─── INPUT MATERIAL
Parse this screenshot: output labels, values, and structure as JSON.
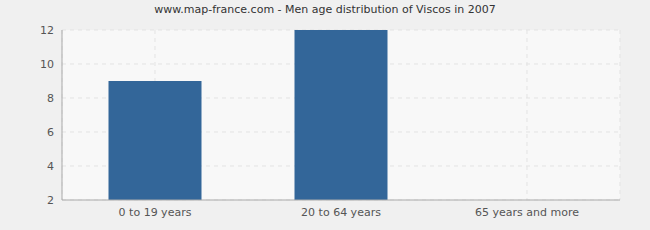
{
  "chart_data": {
    "type": "bar",
    "title": "www.map-france.com - Men age distribution of Viscos in 2007",
    "categories": [
      "0 to 19 years",
      "20 to 64 years",
      "65 years and more"
    ],
    "values": [
      9,
      12,
      2
    ],
    "color": "#336699",
    "ylim": [
      2,
      12
    ],
    "yticks": [
      2,
      4,
      6,
      8,
      10,
      12
    ],
    "grid": true
  }
}
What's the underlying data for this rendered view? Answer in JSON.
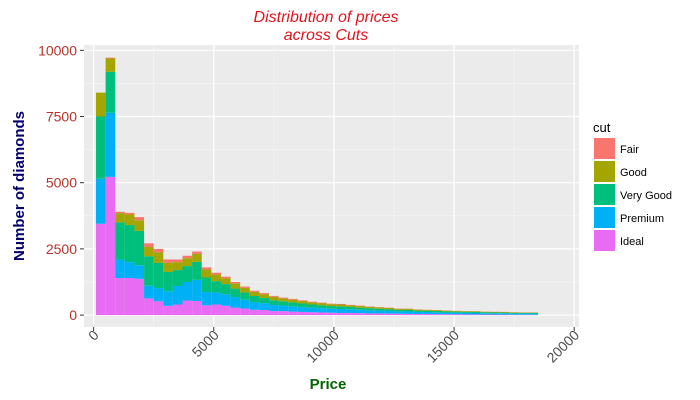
{
  "chart_data": {
    "type": "bar",
    "stacked": true,
    "title_line1": "Distribution of prices",
    "title_line2": "across Cuts",
    "xlabel": "Price",
    "ylabel": "Number of diamonds",
    "xlim": [
      -400,
      20200
    ],
    "ylim": [
      -450,
      10200
    ],
    "xticks": [
      0,
      5000,
      10000,
      15000,
      20000
    ],
    "xtick_labels": [
      "0",
      "5000",
      "10000",
      "15000",
      "20000"
    ],
    "yticks": [
      0,
      2500,
      5000,
      7500,
      10000
    ],
    "ytick_labels": [
      "0",
      "2500",
      "5000",
      "7500",
      "10000"
    ],
    "grid": true,
    "legend_title": "cut",
    "legend_position": "right",
    "bin_width": 400,
    "x": [
      300,
      700,
      1100,
      1500,
      1900,
      2300,
      2700,
      3100,
      3500,
      3900,
      4300,
      4700,
      5100,
      5500,
      5900,
      6300,
      6700,
      7100,
      7500,
      7900,
      8300,
      8700,
      9100,
      9500,
      9900,
      10300,
      10700,
      11100,
      11500,
      11900,
      12300,
      12700,
      13100,
      13500,
      13900,
      14300,
      14700,
      15100,
      15500,
      15900,
      16300,
      16700,
      17100,
      17500,
      17900,
      18300
    ],
    "series": [
      {
        "name": "Fair",
        "color": "#F8766D",
        "values": [
          0,
          30,
          50,
          60,
          120,
          140,
          130,
          120,
          100,
          90,
          90,
          80,
          70,
          60,
          50,
          45,
          40,
          40,
          35,
          30,
          30,
          25,
          25,
          20,
          20,
          20,
          15,
          15,
          15,
          10,
          10,
          10,
          10,
          10,
          5,
          5,
          5,
          5,
          5,
          5,
          5,
          5,
          5,
          5,
          5,
          5
        ]
      },
      {
        "name": "Good",
        "color": "#A3A500",
        "values": [
          900,
          500,
          350,
          400,
          400,
          350,
          400,
          350,
          300,
          300,
          300,
          300,
          250,
          220,
          200,
          180,
          160,
          140,
          130,
          110,
          100,
          90,
          80,
          80,
          70,
          70,
          60,
          60,
          50,
          50,
          45,
          40,
          40,
          35,
          30,
          30,
          30,
          25,
          25,
          25,
          20,
          20,
          20,
          20,
          15,
          15
        ]
      },
      {
        "name": "Very Good",
        "color": "#00BF7D",
        "values": [
          2350,
          1550,
          1400,
          1400,
          1300,
          1110,
          950,
          730,
          600,
          600,
          680,
          550,
          430,
          380,
          320,
          270,
          230,
          200,
          180,
          160,
          150,
          140,
          120,
          110,
          100,
          100,
          90,
          80,
          80,
          70,
          70,
          60,
          60,
          50,
          50,
          50,
          45,
          40,
          40,
          40,
          35,
          30,
          30,
          30,
          25,
          25
        ]
      },
      {
        "name": "Premium",
        "color": "#00B0F6",
        "values": [
          1700,
          2420,
          700,
          600,
          510,
          480,
          500,
          550,
          700,
          700,
          800,
          500,
          450,
          440,
          400,
          330,
          290,
          260,
          230,
          210,
          200,
          180,
          170,
          160,
          150,
          150,
          140,
          130,
          120,
          110,
          100,
          90,
          90,
          80,
          75,
          70,
          65,
          60,
          60,
          55,
          50,
          50,
          45,
          40,
          40,
          40
        ]
      },
      {
        "name": "Ideal",
        "color": "#E76BF3",
        "values": [
          3450,
          5220,
          1400,
          1400,
          1370,
          630,
          520,
          350,
          400,
          550,
          530,
          370,
          400,
          350,
          280,
          250,
          200,
          190,
          150,
          150,
          130,
          120,
          110,
          100,
          90,
          80,
          80,
          70,
          60,
          60,
          55,
          50,
          45,
          40,
          40,
          35,
          30,
          30,
          25,
          25,
          20,
          20,
          20,
          15,
          15,
          15
        ]
      }
    ]
  }
}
──────
--- WHAT NEEDS TO BE DONE ---
How many of the lines above hold the word "color"? Give only that number.

--- TASK RESPONSE ---
6